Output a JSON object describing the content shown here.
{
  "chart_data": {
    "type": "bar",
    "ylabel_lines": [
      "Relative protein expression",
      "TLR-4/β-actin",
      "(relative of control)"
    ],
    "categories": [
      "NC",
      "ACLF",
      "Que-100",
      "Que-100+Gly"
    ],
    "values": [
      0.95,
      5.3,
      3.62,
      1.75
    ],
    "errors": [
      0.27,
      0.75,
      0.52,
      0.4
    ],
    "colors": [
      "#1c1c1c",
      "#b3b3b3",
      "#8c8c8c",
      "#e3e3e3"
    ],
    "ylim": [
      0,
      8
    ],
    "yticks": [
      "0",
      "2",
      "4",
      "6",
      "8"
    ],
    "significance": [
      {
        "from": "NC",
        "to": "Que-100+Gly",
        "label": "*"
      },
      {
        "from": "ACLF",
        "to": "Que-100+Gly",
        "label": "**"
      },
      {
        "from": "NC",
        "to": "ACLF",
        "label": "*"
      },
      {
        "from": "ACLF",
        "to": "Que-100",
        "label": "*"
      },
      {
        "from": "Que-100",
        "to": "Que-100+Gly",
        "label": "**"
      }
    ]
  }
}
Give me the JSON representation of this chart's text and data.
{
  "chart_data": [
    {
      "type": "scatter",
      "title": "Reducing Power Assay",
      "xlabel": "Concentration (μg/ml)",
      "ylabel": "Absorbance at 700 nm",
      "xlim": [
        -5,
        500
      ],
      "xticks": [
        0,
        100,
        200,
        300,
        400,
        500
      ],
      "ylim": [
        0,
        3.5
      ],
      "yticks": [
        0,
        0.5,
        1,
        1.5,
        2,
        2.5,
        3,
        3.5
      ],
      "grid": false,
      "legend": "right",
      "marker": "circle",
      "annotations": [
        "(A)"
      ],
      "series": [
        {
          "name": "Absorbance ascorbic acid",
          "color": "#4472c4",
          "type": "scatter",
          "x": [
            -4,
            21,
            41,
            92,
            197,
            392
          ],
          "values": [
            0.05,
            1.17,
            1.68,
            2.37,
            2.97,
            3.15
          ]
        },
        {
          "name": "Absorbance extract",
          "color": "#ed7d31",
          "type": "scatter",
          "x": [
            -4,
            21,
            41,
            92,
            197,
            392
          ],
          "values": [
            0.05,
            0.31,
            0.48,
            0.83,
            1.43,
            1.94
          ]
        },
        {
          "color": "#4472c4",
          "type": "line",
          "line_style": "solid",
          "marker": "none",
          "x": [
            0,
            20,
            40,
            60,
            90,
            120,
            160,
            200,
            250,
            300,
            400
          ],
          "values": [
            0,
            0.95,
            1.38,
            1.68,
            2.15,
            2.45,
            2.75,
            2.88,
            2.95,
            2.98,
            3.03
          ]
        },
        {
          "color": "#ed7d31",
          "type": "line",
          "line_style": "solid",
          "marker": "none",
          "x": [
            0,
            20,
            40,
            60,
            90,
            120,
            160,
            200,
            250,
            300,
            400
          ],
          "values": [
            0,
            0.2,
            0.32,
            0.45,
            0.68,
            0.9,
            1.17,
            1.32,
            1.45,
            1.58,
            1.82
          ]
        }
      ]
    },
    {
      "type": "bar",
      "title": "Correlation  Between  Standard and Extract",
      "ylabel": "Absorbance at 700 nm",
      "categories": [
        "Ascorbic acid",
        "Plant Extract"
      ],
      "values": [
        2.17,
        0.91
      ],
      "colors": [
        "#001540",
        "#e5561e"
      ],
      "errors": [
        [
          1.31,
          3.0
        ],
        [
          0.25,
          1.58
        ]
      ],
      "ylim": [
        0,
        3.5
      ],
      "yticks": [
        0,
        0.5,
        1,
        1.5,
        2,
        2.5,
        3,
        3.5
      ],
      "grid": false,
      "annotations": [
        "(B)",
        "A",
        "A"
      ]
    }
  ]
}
▬▬▬▬▬▬▬▬▬▬
## [WHAT YOU ARE ASKED TO DO]
Set every entry down verbatim.

## [FINISHED TASK]
Output a JSON object describing the content shown here.
{
  "chart_data": {
    "type": "bar",
    "ylabel_lines": [
      "Relative protein expression",
      "TLR-4/β-actin",
      "(relative of control)"
    ],
    "categories": [
      "NC",
      "ACLF",
      "Que-100",
      "Que-100+Gly"
    ],
    "values": [
      0.95,
      5.3,
      3.62,
      1.75
    ],
    "errors": [
      0.27,
      0.75,
      0.52,
      0.4
    ],
    "colors": [
      "#1c1c1c",
      "#b3b3b3",
      "#8c8c8c",
      "#e3e3e3"
    ],
    "ylim": [
      0,
      8
    ],
    "yticks": [
      "0",
      "2",
      "4",
      "6",
      "8"
    ],
    "significance": [
      {
        "from": "NC",
        "to": "Que-100+Gly",
        "label": "*"
      },
      {
        "from": "ACLF",
        "to": "Que-100+Gly",
        "label": "**"
      },
      {
        "from": "NC",
        "to": "ACLF",
        "label": "*"
      },
      {
        "from": "ACLF",
        "to": "Que-100",
        "label": "*"
      },
      {
        "from": "Que-100",
        "to": "Que-100+Gly",
        "label": "**"
      }
    ]
  }
}
Give me the JSON representation of this chart's text and data.
{
  "chart_data": [
    {
      "type": "scatter",
      "title": "Reducing Power Assay",
      "xlabel": "Concentration (μg/ml)",
      "ylabel": "Absorbance at 700 nm",
      "xlim": [
        -5,
        500
      ],
      "xticks": [
        0,
        100,
        200,
        300,
        400,
        500
      ],
      "ylim": [
        0,
        3.5
      ],
      "yticks": [
        0,
        0.5,
        1,
        1.5,
        2,
        2.5,
        3,
        3.5
      ],
      "grid": false,
      "legend": "right",
      "marker": "circle",
      "annotations": [
        "(A)"
      ],
      "series": [
        {
          "name": "Absorbance ascorbic acid",
          "color": "#4472c4",
          "type": "scatter",
          "x": [
            -4,
            21,
            41,
            92,
            197,
            392
          ],
          "values": [
            0.05,
            1.17,
            1.68,
            2.37,
            2.97,
            3.15
          ]
        },
        {
          "name": "Absorbance extract",
          "color": "#ed7d31",
          "type": "scatter",
          "x": [
            -4,
            21,
            41,
            92,
            197,
            392
          ],
          "values": [
            0.05,
            0.31,
            0.48,
            0.83,
            1.43,
            1.94
          ]
        },
        {
          "color": "#4472c4",
          "type": "line",
          "line_style": "solid",
          "marker": "none",
          "x": [
            0,
            20,
            40,
            60,
            90,
            120,
            160,
            200,
            250,
            300,
            400
          ],
          "values": [
            0,
            0.95,
            1.38,
            1.68,
            2.15,
            2.45,
            2.75,
            2.88,
            2.95,
            2.98,
            3.03
          ]
        },
        {
          "color": "#ed7d31",
          "type": "line",
          "line_style": "solid",
          "marker": "none",
          "x": [
            0,
            20,
            40,
            60,
            90,
            120,
            160,
            200,
            250,
            300,
            400
          ],
          "values": [
            0,
            0.2,
            0.32,
            0.45,
            0.68,
            0.9,
            1.17,
            1.32,
            1.45,
            1.58,
            1.82
          ]
        }
      ]
    },
    {
      "type": "bar",
      "title": "Correlation  Between  Standard and Extract",
      "ylabel": "Absorbance at 700 nm",
      "categories": [
        "Ascorbic acid",
        "Plant Extract"
      ],
      "values": [
        2.17,
        0.91
      ],
      "colors": [
        "#001540",
        "#e5561e"
      ],
      "errors": [
        [
          1.31,
          3.0
        ],
        [
          0.25,
          1.58
        ]
      ],
      "ylim": [
        0,
        3.5
      ],
      "yticks": [
        0,
        0.5,
        1,
        1.5,
        2,
        2.5,
        3,
        3.5
      ],
      "grid": false,
      "annotations": [
        "(B)",
        "A",
        "A"
      ]
    }
  ]
}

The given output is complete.